Entries taken from a collection:
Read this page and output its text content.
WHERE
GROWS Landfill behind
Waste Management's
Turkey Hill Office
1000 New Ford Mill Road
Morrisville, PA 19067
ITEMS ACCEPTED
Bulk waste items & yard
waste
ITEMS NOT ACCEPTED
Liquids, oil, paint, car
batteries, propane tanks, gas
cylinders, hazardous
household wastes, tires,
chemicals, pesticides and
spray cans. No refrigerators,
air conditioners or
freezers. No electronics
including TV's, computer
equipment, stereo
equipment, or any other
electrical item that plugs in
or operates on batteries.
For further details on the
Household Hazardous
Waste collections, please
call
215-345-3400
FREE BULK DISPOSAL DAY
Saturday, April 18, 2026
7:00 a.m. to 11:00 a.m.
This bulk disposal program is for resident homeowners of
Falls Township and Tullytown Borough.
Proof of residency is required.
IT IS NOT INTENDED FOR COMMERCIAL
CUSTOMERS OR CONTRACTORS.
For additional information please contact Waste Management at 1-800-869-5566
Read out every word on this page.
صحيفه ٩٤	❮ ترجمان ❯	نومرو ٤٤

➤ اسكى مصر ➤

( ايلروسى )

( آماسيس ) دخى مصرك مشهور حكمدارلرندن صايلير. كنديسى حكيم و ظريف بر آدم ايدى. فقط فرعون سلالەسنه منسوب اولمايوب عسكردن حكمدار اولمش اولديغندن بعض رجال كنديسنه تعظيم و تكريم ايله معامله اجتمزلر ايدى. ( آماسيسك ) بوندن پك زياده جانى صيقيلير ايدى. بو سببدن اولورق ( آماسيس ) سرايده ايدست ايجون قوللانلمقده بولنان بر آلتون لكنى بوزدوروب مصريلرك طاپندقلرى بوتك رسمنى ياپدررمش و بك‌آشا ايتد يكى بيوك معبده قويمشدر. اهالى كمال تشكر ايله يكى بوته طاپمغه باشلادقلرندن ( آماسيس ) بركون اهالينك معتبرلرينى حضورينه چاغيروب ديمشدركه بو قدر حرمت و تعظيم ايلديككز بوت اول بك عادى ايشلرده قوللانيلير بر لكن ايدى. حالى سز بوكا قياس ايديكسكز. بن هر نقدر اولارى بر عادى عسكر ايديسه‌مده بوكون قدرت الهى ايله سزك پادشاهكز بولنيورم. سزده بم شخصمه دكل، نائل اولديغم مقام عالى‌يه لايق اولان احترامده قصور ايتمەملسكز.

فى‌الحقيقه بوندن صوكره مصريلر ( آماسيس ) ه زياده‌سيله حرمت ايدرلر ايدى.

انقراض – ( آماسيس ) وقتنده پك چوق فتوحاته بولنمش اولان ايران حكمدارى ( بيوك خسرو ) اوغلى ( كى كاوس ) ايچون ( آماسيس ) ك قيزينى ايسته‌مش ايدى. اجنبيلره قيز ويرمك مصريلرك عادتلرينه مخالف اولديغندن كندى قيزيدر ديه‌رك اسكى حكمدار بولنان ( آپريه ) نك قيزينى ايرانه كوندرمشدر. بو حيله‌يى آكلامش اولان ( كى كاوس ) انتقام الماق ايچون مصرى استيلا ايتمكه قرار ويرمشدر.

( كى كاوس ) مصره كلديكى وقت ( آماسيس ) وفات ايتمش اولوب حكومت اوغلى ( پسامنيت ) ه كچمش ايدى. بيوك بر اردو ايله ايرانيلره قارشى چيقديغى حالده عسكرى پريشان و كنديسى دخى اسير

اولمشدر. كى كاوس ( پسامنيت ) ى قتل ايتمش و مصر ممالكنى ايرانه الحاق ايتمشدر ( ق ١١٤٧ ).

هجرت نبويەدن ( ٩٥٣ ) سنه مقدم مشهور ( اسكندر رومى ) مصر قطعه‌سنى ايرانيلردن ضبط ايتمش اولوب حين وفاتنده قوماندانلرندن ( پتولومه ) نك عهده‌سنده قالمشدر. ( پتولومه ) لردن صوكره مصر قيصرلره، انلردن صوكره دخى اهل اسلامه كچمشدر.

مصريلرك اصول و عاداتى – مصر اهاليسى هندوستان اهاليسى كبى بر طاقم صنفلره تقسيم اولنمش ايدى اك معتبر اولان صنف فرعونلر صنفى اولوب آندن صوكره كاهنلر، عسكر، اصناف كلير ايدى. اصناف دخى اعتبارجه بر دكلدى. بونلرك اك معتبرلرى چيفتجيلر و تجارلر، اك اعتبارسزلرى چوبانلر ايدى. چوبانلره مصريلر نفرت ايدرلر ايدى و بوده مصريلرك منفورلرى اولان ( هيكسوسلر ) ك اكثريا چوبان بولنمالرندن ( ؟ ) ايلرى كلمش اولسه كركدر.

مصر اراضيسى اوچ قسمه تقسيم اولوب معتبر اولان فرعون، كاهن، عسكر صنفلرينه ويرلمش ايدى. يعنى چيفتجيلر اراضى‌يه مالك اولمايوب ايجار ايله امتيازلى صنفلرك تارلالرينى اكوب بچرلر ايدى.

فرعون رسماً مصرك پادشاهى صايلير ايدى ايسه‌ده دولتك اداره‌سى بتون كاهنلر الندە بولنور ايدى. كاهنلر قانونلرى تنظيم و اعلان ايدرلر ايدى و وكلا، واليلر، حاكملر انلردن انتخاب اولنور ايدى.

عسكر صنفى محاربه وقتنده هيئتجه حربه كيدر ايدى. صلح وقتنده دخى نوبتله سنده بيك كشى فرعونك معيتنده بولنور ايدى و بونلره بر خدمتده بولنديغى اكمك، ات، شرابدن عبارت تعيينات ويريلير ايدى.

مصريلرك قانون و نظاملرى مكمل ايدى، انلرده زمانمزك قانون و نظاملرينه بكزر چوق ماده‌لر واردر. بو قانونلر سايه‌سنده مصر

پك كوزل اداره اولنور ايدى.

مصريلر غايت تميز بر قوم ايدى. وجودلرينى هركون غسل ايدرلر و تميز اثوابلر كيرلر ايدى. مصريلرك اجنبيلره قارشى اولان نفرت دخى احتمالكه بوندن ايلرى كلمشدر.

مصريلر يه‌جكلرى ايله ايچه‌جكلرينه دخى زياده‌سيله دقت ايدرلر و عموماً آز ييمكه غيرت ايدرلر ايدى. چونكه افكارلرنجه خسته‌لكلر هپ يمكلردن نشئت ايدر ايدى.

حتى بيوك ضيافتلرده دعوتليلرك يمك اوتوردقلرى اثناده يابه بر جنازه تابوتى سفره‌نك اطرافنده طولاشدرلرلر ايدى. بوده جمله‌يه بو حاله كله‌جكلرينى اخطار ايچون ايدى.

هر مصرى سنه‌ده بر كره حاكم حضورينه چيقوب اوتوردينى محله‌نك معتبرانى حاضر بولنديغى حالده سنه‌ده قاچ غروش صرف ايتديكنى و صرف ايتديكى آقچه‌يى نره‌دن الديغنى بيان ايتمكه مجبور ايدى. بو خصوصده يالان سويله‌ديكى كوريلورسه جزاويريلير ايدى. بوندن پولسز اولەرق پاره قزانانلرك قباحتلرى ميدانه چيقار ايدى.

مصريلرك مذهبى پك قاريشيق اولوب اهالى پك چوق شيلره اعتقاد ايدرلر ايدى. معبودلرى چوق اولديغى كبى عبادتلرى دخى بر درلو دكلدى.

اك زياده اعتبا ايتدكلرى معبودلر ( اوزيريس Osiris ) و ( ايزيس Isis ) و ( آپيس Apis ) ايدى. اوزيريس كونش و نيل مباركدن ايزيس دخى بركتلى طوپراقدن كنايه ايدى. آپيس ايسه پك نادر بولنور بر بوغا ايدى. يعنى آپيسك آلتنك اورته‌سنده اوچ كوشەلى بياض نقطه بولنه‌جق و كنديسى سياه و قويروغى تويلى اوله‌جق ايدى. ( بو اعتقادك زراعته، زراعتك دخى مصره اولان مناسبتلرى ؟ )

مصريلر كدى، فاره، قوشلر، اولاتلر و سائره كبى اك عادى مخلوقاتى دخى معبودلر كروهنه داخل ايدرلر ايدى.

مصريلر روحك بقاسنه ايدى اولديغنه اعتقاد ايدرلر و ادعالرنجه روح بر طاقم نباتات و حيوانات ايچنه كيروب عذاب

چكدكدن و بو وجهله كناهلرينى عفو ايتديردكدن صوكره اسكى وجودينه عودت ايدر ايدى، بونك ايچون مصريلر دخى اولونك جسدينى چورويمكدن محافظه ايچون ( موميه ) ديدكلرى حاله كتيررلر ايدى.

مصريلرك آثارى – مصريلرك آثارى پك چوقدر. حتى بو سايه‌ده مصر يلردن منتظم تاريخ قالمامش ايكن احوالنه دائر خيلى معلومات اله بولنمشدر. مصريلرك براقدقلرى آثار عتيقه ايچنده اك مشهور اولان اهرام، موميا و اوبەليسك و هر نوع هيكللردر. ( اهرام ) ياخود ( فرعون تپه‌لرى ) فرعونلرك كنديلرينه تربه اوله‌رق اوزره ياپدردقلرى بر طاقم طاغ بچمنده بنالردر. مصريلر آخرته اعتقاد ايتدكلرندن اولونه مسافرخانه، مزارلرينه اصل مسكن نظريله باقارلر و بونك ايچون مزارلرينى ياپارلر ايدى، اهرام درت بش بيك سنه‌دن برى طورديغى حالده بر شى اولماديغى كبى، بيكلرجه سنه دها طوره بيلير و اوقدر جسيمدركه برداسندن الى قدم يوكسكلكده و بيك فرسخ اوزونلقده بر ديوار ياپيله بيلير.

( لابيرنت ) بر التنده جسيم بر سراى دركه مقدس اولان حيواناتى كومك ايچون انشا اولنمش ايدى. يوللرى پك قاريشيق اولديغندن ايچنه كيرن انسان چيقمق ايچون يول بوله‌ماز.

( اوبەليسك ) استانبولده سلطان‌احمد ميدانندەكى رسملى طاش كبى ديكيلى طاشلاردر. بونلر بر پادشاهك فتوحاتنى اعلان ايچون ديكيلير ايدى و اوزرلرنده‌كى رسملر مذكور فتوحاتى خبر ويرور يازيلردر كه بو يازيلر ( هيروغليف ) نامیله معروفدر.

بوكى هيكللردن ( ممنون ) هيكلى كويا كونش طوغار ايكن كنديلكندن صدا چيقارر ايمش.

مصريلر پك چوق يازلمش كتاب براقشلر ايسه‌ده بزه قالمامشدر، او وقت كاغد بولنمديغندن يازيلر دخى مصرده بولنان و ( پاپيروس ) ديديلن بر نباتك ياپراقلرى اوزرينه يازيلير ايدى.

What this task involves: Gather every line containing the word "بولنور" and copy it.

Correct result:
فرعون رسماً مصرك پادشاهى صايلير ايدى ايسه‌ده دولتك اداره‌سى بتون كاهنلر الندە بولنور ايدى. كاهنلر قانونلرى تنظيم و اعلان ايدرلر ايدى و وكلا، واليلر، حاكملر انلردن انتخاب اولنور ايدى.
عسكر صنفى محاربه وقتنده هيئتجه حربه كيدر ايدى. صلح وقتنده دخى نوبتله سنده بيك كشى فرعونك معيتنده بولنور ايدى و بونلره بر خدمتده بولنديغى اكمك، ات، شرابدن عبارت تعيينات ويريلير ايدى.
اك زياده اعتبا ايتدكلرى معبودلر ( اوزيريس Osiris ) و ( ايزيس Isis ) و ( آپيس Apis ) ايدى. اوزيريس كونش و نيل مباركدن ايزيس دخى بركتلى طوپراقدن كنايه ايدى. آپيس ايسه پك نادر بولنور بر بوغا ايدى. يعنى آپيسك آلتنك اورته‌سنده اوچ كوشەلى بياض نقطه بولنه‌جق و كنديسى سياه و قويروغى تويلى اوله‌جق ايدى. ( بو اعتقادك زراعته، زراعتك دخى مصره اولان مناسبتلرى ؟ )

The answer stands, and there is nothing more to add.